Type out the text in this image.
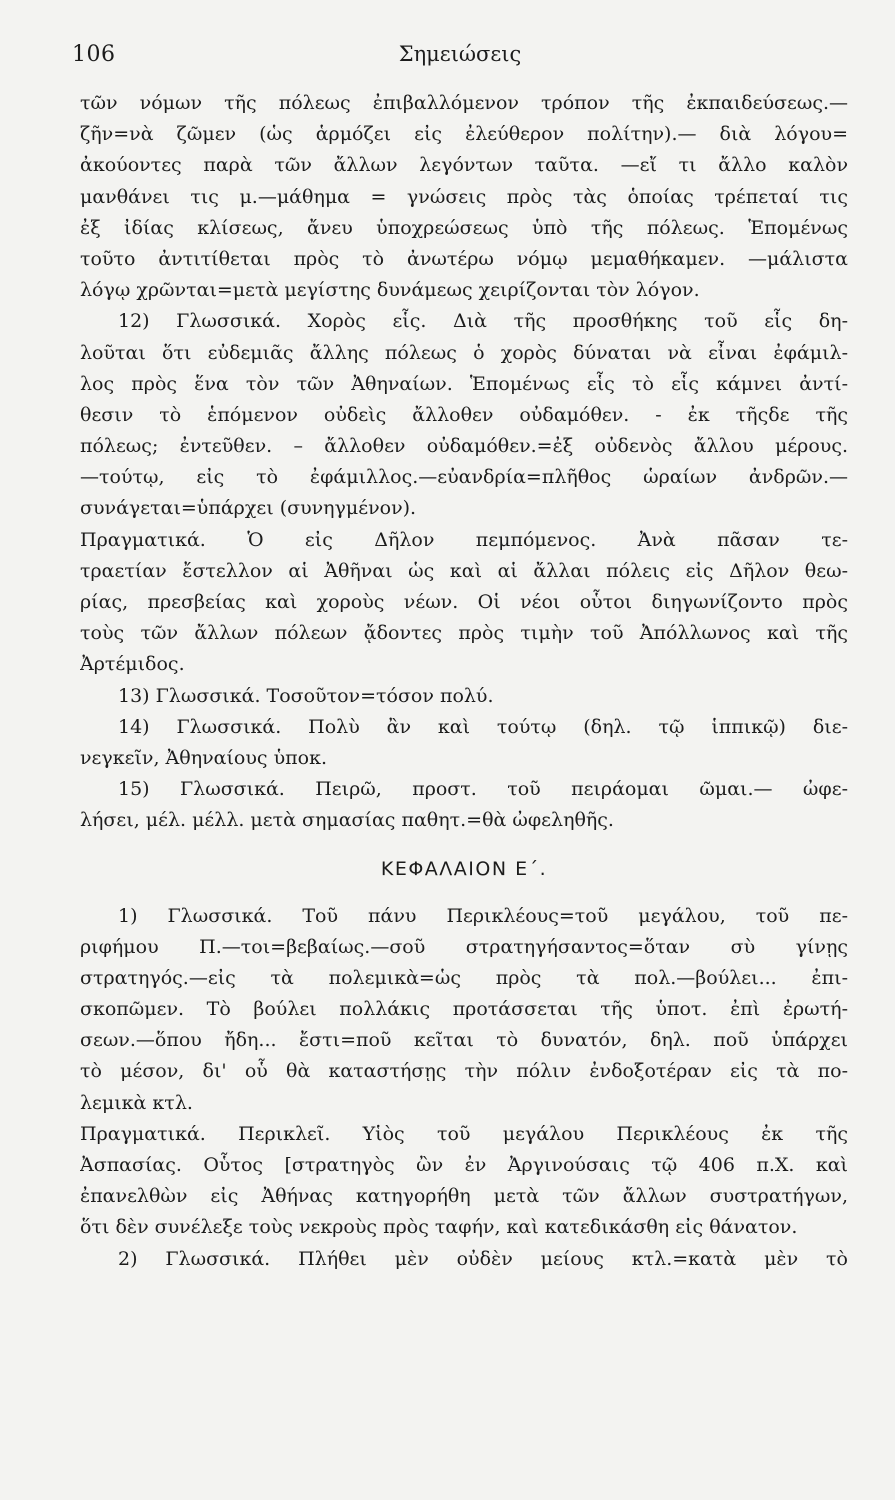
106	Σημειώσεις
τῶν νόμων τῆς πόλεως ἐπιβαλλόμενον τρόπον τῆς ἐκπαιδεύσεως.—
ζῆν=νὰ ζῶμεν (ὡς ἁρμόζει εἰς ἐλεύθερον πολίτην).— διὰ λόγου=
ἀκούοντες παρὰ τῶν ἄλλων λεγόντων ταῦτα. —εἴ τι ἄλλο καλὸν
μανθάνει τις μ.—μάθημα = γνώσεις πρὸς τὰς ὁποίας τρέπεταί τις
ἐξ ἰδίας κλίσεως, ἄνευ ὑποχρεώσεως ὑπὸ τῆς πόλεως. Ἑπομένως
τοῦτο ἀντιτίθεται πρὸς τὸ ἀνωτέρω νόμῳ μεμαθήκαμεν. —μάλιστα
λόγῳ χρῶνται=μετὰ μεγίστης δυνάμεως χειρίζονται τὸν λόγον.
12) Γλωσσικά. Χορὸς εἷς. Διὰ τῆς προσθήκης τοῦ εἷς δη-
λοῦται ὅτι εὐδεμιᾶς ἄλλης πόλεως ὁ χορὸς δύναται νὰ εἶναι ἐφάμιλ-
λος πρὸς ἕνα τὸν τῶν Ἀθηναίων. Ἑπομένως εἷς τὸ εἷς κάμνει ἀντί-
θεσιν τὸ ἑπόμενον οὐδεὶς ἄλλοθεν οὐδαμόθεν. - ἐκ τῆςδε τῆς
πόλεως; ἐντεῦθεν. – ἄλλοθεν οὐδαμόθεν.=ἐξ οὐδενὸς ἄλλου μέρους.
—τούτῳ, εἰς τὸ ἐφάμιλλος.—εὐανδρία=πλῆθος ὡραίων ἀνδρῶν.—
συνάγεται=ὑπάρχει (συνηγμένον).
Πραγματικά. Ὁ εἰς Δῆλον πεμπόμενος. Ἀνὰ πᾶσαν τε-
τραετίαν ἔστελλον αἱ Ἀθῆναι ὡς καὶ αἱ ἄλλαι πόλεις εἰς Δῆλον θεω-
ρίας, πρεσβείας καὶ χοροὺς νέων. Οἱ νέοι οὗτοι διηγωνίζοντο πρὸς
τοὺς τῶν ἄλλων πόλεων ᾄδοντες πρὸς τιμὴν τοῦ Ἀπόλλωνος καὶ τῆς
Ἀρτέμιδος.
13) Γλωσσικά. Τοσοῦτον=τόσον πολύ.
14) Γλωσσικά. Πολὺ ἂν καὶ τούτῳ (δηλ. τῷ ἱππικῷ) διε-
νεγκεῖν, Ἀθηναίους ὑποκ.
15) Γλωσσικά. Πειρῶ, προστ. τοῦ πειράομαι ῶμαι.— ὠφε-
λήσει, μέλ. μέλλ. μετὰ σημασίας παθητ.=θὰ ὠφεληθῆς.
ΚΕΦΑΛΑΙΟΝ Ε΄.
1) Γλωσσικά. Τοῦ πάνυ Περικλέους=τοῦ μεγάλου, τοῦ πε-
ριφήμου Π.—τοι=βεβαίως.—σοῦ στρατηγήσαντος=ὅταν σὺ γίνῃς
στρατηγός.—εἰς τὰ πολεμικὰ=ὡς πρὸς τὰ πολ.—βούλει... ἐπι-
σκοπῶμεν. Τὸ βούλει πολλάκις προτάσσεται τῆς ὑποτ. ἐπὶ ἐρωτή-
σεων.—ὅπου ἤδη... ἔστι=ποῦ κεῖται τὸ δυνατόν, δηλ. ποῦ ὑπάρχει
τὸ μέσον, δι' οὗ θὰ καταστήσῃς τὴν πόλιν ἐνδοξοτέραν εἰς τὰ πο-
λεμικὰ κτλ.
Πραγματικά. Περικλεῖ. Υἱὸς τοῦ μεγάλου Περικλέους ἐκ τῆς
Ἀσπασίας. Οὗτος [στρατηγὸς ὢν ἐν Ἀργινούσαις τῷ 406 π.Χ. καὶ
ἐπανελθὼν εἰς Ἀθήνας κατηγορήθη μετὰ τῶν ἄλλων συστρατήγων,
ὅτι δὲν συνέλεξε τοὺς νεκροὺς πρὸς ταφήν, καὶ κατεδικάσθη εἰς θάνατον.
2) Γλωσσικά. Πλήθει μὲν οὐδὲν μείους κτλ.=κατὰ μὲν τὸ
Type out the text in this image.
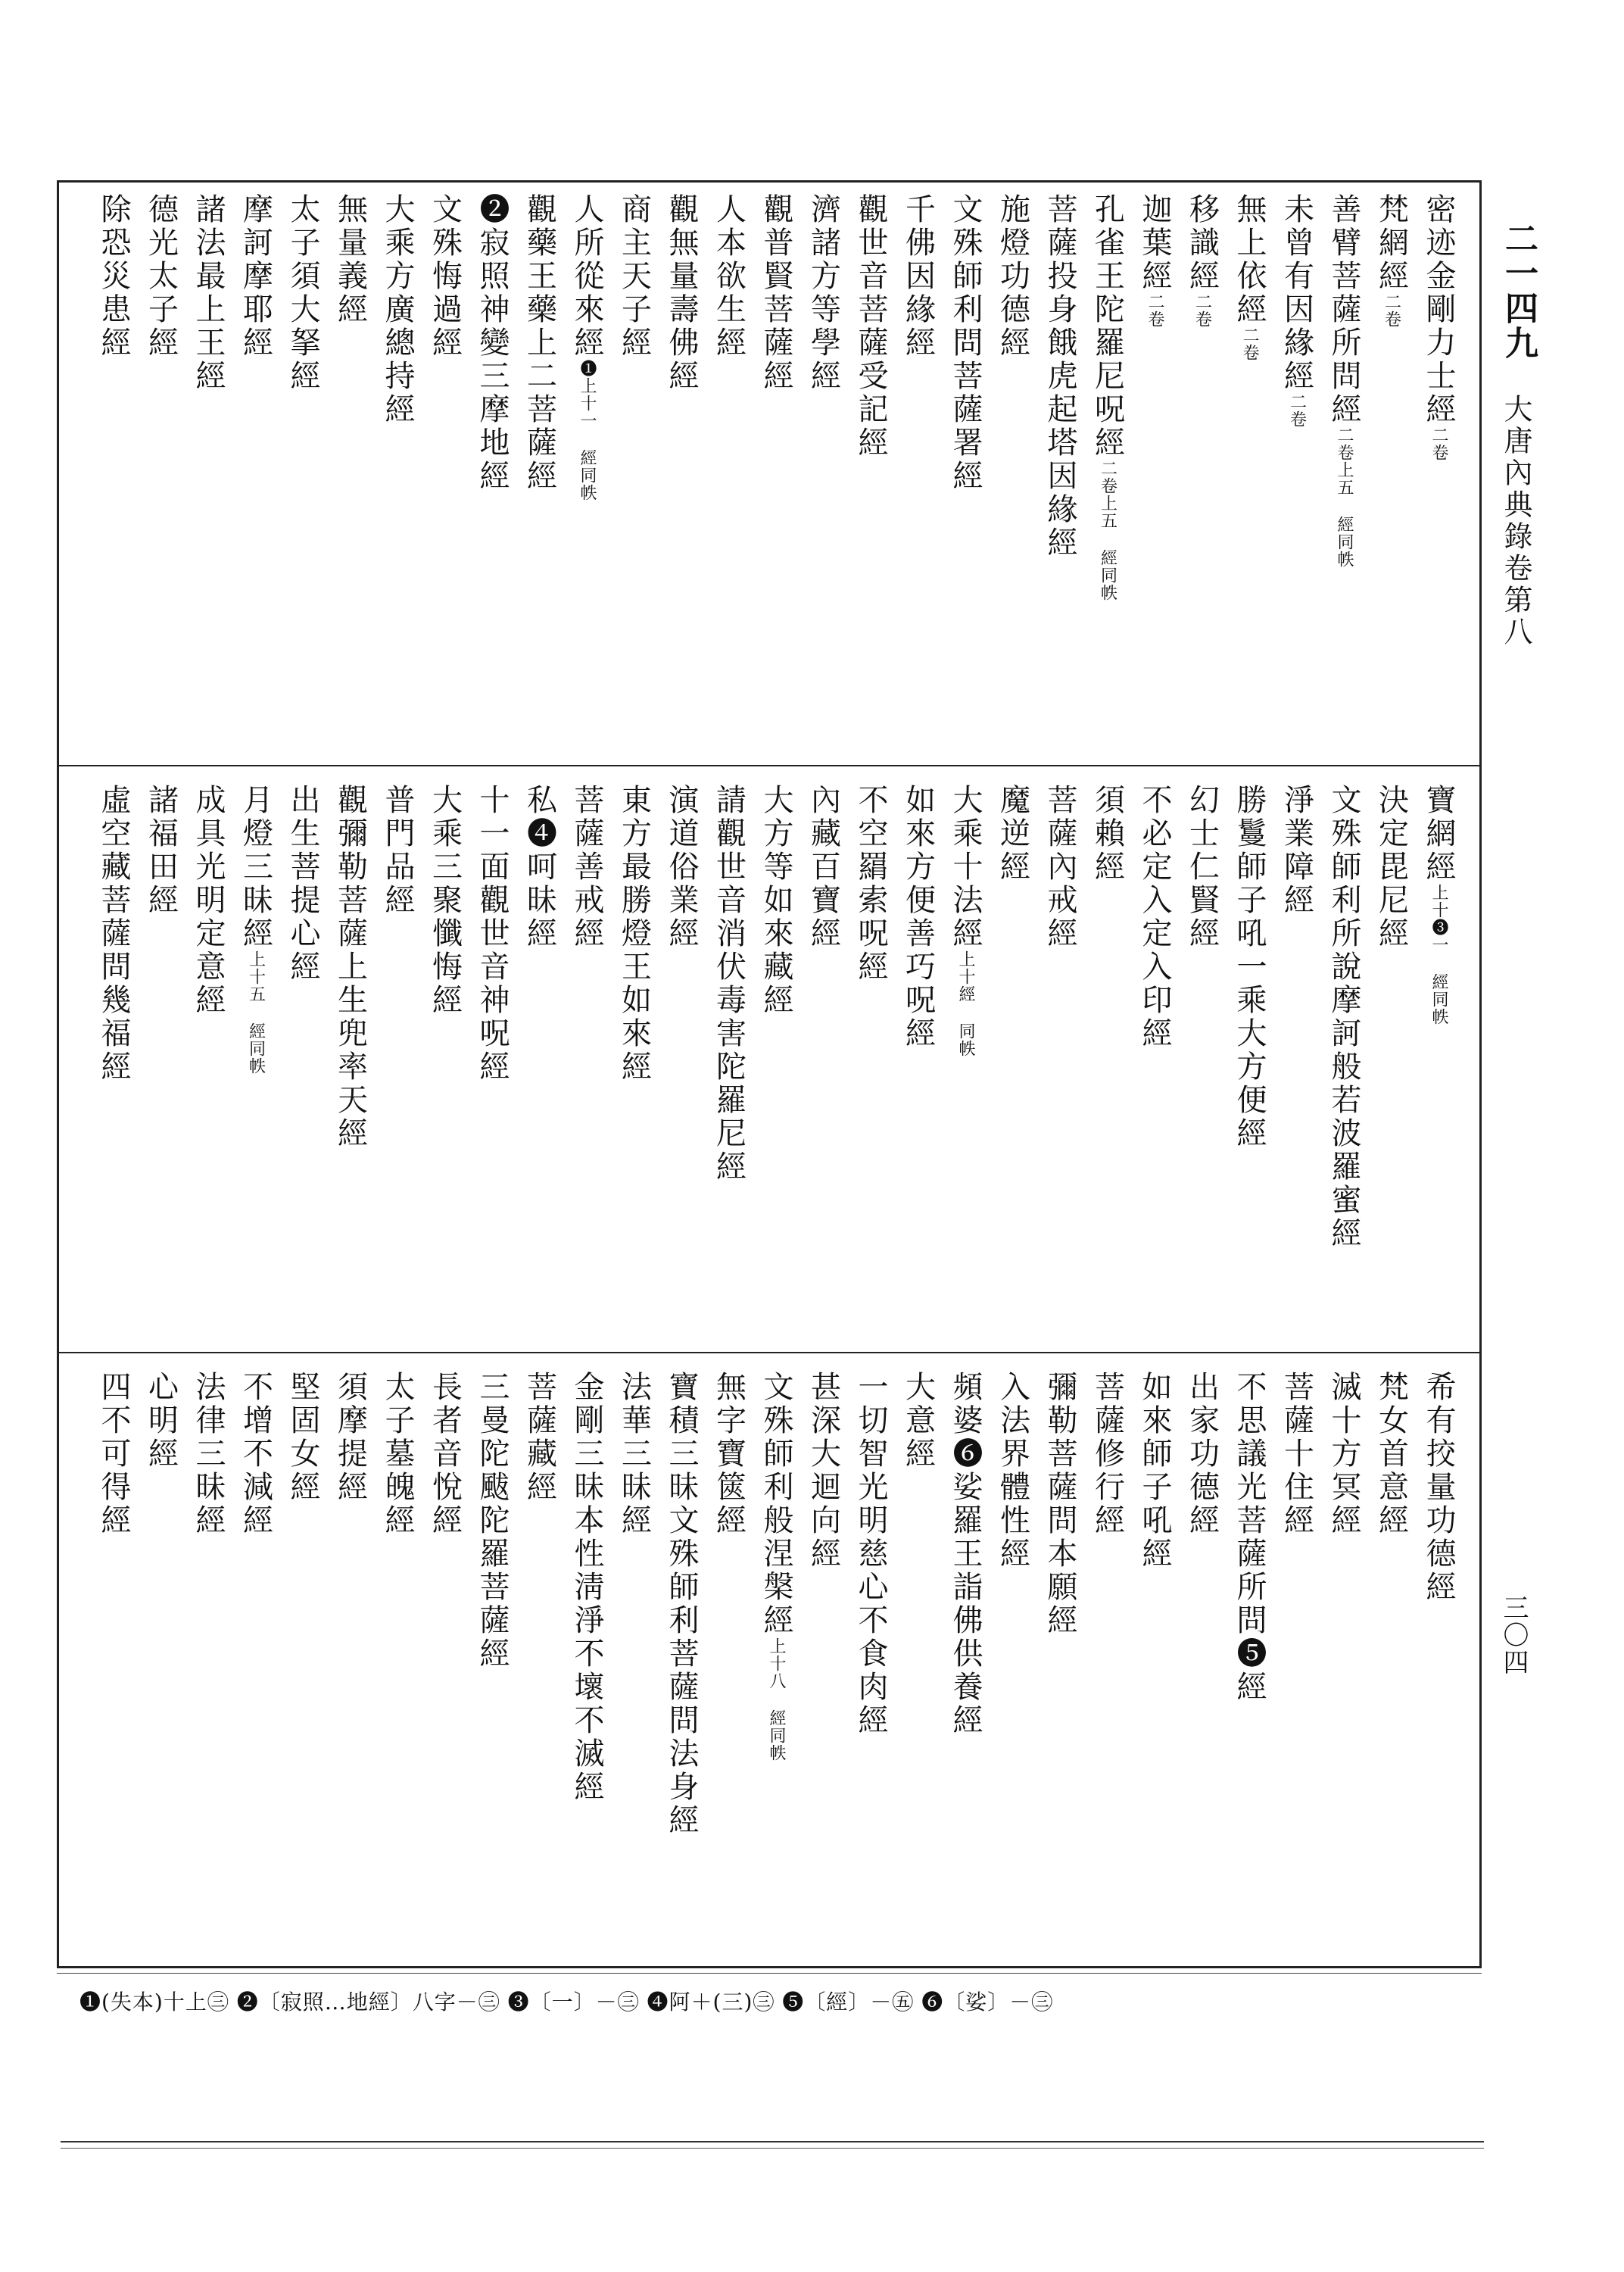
二一四九
大唐內典錄卷第八
三〇四
密迹金剛力士經二卷
梵網經二卷
善臂菩薩所問經二卷上五 經同帙
未曾有因緣經二卷
無上依經二卷
移識經二卷
迦葉經二卷
孔雀王陀羅尼呪經二卷上五 經同帙
菩薩投身餓虎起塔因緣經
施燈功德經
文殊師利問菩薩署經
千佛因緣經
觀世音菩薩受記經
濟諸方等學經
觀普賢菩薩經
人本欲生經
觀無量壽佛經
商主天子經
人所從來經❶上十一 經同帙
觀藥王藥上二菩薩經
❷寂照神變三摩地經
文殊悔過經
大乘方廣總持經
無量義經
太子須大拏經
摩訶摩耶經
諸法最上王經
德光太子經
除恐災患經
寶網經上十❸一 經同帙
決定毘尼經
文殊師利所說摩訶般若波羅蜜經
淨業障經
勝鬘師子吼一乘大方便經
幻士仁賢經
不必定入定入印經
須賴經
菩薩內戒經
魔逆經
大乘十法經上十經 同帙
如來方便善巧呪經
不空羂索呪經
內藏百寶經
大方等如來藏經
請觀世音消伏毒害陀羅尼經
演道俗業經
東方最勝燈王如來經
菩薩善戒經
私❹呵昧經
十一面觀世音神呪經
大乘三聚懺悔經
普門品經
觀彌勒菩薩上生兜率天經
出生菩提心經
月燈三昧經上十五 經同帙
成具光明定意經
諸福田經
虛空藏菩薩問幾福經
希有挍量功德經
梵女首意經
滅十方冥經
菩薩十住經
不思議光菩薩所問❺經
出家功德經
如來師子吼經
菩薩修行經
彌勒菩薩問本願經
入法界體性經
頻婆❻娑羅王詣佛供養經
大意經
一切智光明慈心不食肉經
甚深大迴向經
文殊師利般涅槃經上十八 經同帙
無字寶篋經
寶積三昧文殊師利菩薩問法身經
法華三昧經
金剛三昧本性淸淨不壞不滅經
菩薩藏經
三曼陀颰陀羅菩薩經
長者音悅經
太子墓魄經
須摩提經
堅固女經
不增不減經
法律三昧經
心明經
四不可得經
❶(失本)十上㊂ ❷〔寂照…地經〕八字－㊂ ❸〔一〕－㊂ ❹阿＋(三)㊂ ❺〔經〕－㊄ ❻〔娑〕－㊂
————————
### WHAT YOU NEED TO DO
All records above are to be printed exactly, minus the pictures they contain.

### THE ANSWER
Type out the text in this image.
106	Σημειώσεις
τῶν νόμων τῆς πόλεως ἐπιβαλλόμενον τρόπον τῆς ἐκπαιδεύσεως.—
ζῆν=νὰ ζῶμεν (ὡς ἁρμόζει εἰς ἐλεύθερον πολίτην).— διὰ λόγου=
ἀκούοντες παρὰ τῶν ἄλλων λεγόντων ταῦτα. —εἴ τι ἄλλο καλὸν
μανθάνει τις μ.—μάθημα = γνώσεις πρὸς τὰς ὁποίας τρέπεταί τις
ἐξ ἰδίας κλίσεως, ἄνευ ὑποχρεώσεως ὑπὸ τῆς πόλεως. Ἑπομένως
τοῦτο ἀντιτίθεται πρὸς τὸ ἀνωτέρω νόμῳ μεμαθήκαμεν. —μάλιστα
λόγῳ χρῶνται=μετὰ μεγίστης δυνάμεως χειρίζονται τὸν λόγον.
12) Γλωσσικά. Χορὸς εἷς. Διὰ τῆς προσθήκης τοῦ εἷς δη-
λοῦται ὅτι εὐδεμιᾶς ἄλλης πόλεως ὁ χορὸς δύναται νὰ εἶναι ἐφάμιλ-
λος πρὸς ἕνα τὸν τῶν Ἀθηναίων. Ἑπομένως εἷς τὸ εἷς κάμνει ἀντί-
θεσιν τὸ ἑπόμενον οὐδεὶς ἄλλοθεν οὐδαμόθεν. - ἐκ τῆςδε τῆς
πόλεως; ἐντεῦθεν. – ἄλλοθεν οὐδαμόθεν.=ἐξ οὐδενὸς ἄλλου μέρους.
—τούτῳ, εἰς τὸ ἐφάμιλλος.—εὐανδρία=πλῆθος ὡραίων ἀνδρῶν.—
συνάγεται=ὑπάρχει (συνηγμένον).
Πραγματικά. Ὁ εἰς Δῆλον πεμπόμενος. Ἀνὰ πᾶσαν τε-
τραετίαν ἔστελλον αἱ Ἀθῆναι ὡς καὶ αἱ ἄλλαι πόλεις εἰς Δῆλον θεω-
ρίας, πρεσβείας καὶ χοροὺς νέων. Οἱ νέοι οὗτοι διηγωνίζοντο πρὸς
τοὺς τῶν ἄλλων πόλεων ᾄδοντες πρὸς τιμὴν τοῦ Ἀπόλλωνος καὶ τῆς
Ἀρτέμιδος.
13) Γλωσσικά. Τοσοῦτον=τόσον πολύ.
14) Γλωσσικά. Πολὺ ἂν καὶ τούτῳ (δηλ. τῷ ἱππικῷ) διε-
νεγκεῖν, Ἀθηναίους ὑποκ.
15) Γλωσσικά. Πειρῶ, προστ. τοῦ πειράομαι ῶμαι.— ὠφε-
λήσει, μέλ. μέλλ. μετὰ σημασίας παθητ.=θὰ ὠφεληθῆς.
ΚΕΦΑΛΑΙΟΝ Ε΄.
1) Γλωσσικά. Τοῦ πάνυ Περικλέους=τοῦ μεγάλου, τοῦ πε-
ριφήμου Π.—τοι=βεβαίως.—σοῦ στρατηγήσαντος=ὅταν σὺ γίνῃς
στρατηγός.—εἰς τὰ πολεμικὰ=ὡς πρὸς τὰ πολ.—βούλει... ἐπι-
σκοπῶμεν. Τὸ βούλει πολλάκις προτάσσεται τῆς ὑποτ. ἐπὶ ἐρωτή-
σεων.—ὅπου ἤδη... ἔστι=ποῦ κεῖται τὸ δυνατόν, δηλ. ποῦ ὑπάρχει
τὸ μέσον, δι' οὗ θὰ καταστήσῃς τὴν πόλιν ἐνδοξοτέραν εἰς τὰ πο-
λεμικὰ κτλ.
Πραγματικά. Περικλεῖ. Υἱὸς τοῦ μεγάλου Περικλέους ἐκ τῆς
Ἀσπασίας. Οὗτος [στρατηγὸς ὢν ἐν Ἀργινούσαις τῷ 406 π.Χ. καὶ
ἐπανελθὼν εἰς Ἀθήνας κατηγορήθη μετὰ τῶν ἄλλων συστρατήγων,
ὅτι δὲν συνέλεξε τοὺς νεκροὺς πρὸς ταφήν, καὶ κατεδικάσθη εἰς θάνατον.
2) Γλωσσικά. Πλήθει μὲν οὐδὲν μείους κτλ.=κατὰ μὲν τὸ
Type out the text in this image.
二一四九
大唐內典錄卷第八
三〇四
密迹金剛力士經二卷
梵網經二卷
善臂菩薩所問經二卷上五 經同帙
未曾有因緣經二卷
無上依經二卷
移識經二卷
迦葉經二卷
孔雀王陀羅尼呪經二卷上五 經同帙
菩薩投身餓虎起塔因緣經
施燈功德經
文殊師利問菩薩署經
千佛因緣經
觀世音菩薩受記經
濟諸方等學經
觀普賢菩薩經
人本欲生經
觀無量壽佛經
商主天子經
人所從來經❶上十一 經同帙
觀藥王藥上二菩薩經
❷寂照神變三摩地經
文殊悔過經
大乘方廣總持經
無量義經
太子須大拏經
摩訶摩耶經
諸法最上王經
德光太子經
除恐災患經
寶網經上十❸一 經同帙
決定毘尼經
文殊師利所說摩訶般若波羅蜜經
淨業障經
勝鬘師子吼一乘大方便經
幻士仁賢經
不必定入定入印經
須賴經
菩薩內戒經
魔逆經
大乘十法經上十經 同帙
如來方便善巧呪經
不空羂索呪經
內藏百寶經
大方等如來藏經
請觀世音消伏毒害陀羅尼經
演道俗業經
東方最勝燈王如來經
菩薩善戒經
私❹呵昧經
十一面觀世音神呪經
大乘三聚懺悔經
普門品經
觀彌勒菩薩上生兜率天經
出生菩提心經
月燈三昧經上十五 經同帙
成具光明定意經
諸福田經
虛空藏菩薩問幾福經
希有挍量功德經
梵女首意經
滅十方冥經
菩薩十住經
不思議光菩薩所問❺經
出家功德經
如來師子吼經
菩薩修行經
彌勒菩薩問本願經
入法界體性經
頻婆❻娑羅王詣佛供養經
大意經
一切智光明慈心不食肉經
甚深大迴向經
文殊師利般涅槃經上十八 經同帙
無字寶篋經
寶積三昧文殊師利菩薩問法身經
法華三昧經
金剛三昧本性淸淨不壞不滅經
菩薩藏經
三曼陀颰陀羅菩薩經
長者音悅經
太子墓魄經
須摩提經
堅固女經
不增不減經
法律三昧經
心明經
四不可得經
❶(失本)十上㊂ ❷〔寂照…地經〕八字－㊂ ❸〔一〕－㊂ ❹阿＋(三)㊂ ❺〔經〕－㊄ ❻〔娑〕－㊂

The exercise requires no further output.